BRIEF
Every record must be written out once more, with nothing added or omitted.

## start SOURCE DATA

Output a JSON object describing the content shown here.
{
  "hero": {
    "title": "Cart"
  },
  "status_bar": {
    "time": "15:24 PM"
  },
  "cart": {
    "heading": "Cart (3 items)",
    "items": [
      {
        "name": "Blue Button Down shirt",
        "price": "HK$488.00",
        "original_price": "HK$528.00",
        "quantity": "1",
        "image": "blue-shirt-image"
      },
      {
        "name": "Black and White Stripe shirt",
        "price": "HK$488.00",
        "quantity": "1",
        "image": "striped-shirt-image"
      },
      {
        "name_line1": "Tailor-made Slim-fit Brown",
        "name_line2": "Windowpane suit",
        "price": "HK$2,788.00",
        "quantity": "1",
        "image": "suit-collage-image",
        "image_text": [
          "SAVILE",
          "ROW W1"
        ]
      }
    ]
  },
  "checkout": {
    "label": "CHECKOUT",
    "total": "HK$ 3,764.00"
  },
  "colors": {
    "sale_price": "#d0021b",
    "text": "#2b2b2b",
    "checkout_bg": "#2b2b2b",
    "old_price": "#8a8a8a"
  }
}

## end SOURCE DATA

EXERCISE SOLUTION
Output a JSON object describing the content shown here.
{
  "hero": {
    "title": "Cart"
  },
  "status_bar": {
    "time": "15:24 PM"
  },
  "cart": {
    "heading": "Cart (3 items)",
    "items": [
      {
        "name": "Blue Button Down shirt",
        "price": "HK$488.00",
        "original_price": "HK$528.00",
        "quantity": "1",
        "image": "blue-shirt-image"
      },
      {
        "name": "Black and White Stripe shirt",
        "price": "HK$488.00",
        "quantity": "1",
        "image": "striped-shirt-image"
      },
      {
        "name_line1": "Tailor-made Slim-fit Brown",
        "name_line2": "Windowpane suit",
        "price": "HK$2,788.00",
        "quantity": "1",
        "image": "suit-collage-image",
        "image_text": [
          "SAVILE",
          "ROW W1"
        ]
      }
    ]
  },
  "checkout": {
    "label": "CHECKOUT",
    "total": "HK$ 3,764.00"
  },
  "colors": {
    "sale_price": "#d0021b",
    "text": "#2b2b2b",
    "checkout_bg": "#2b2b2b",
    "old_price": "#8a8a8a"
  }
}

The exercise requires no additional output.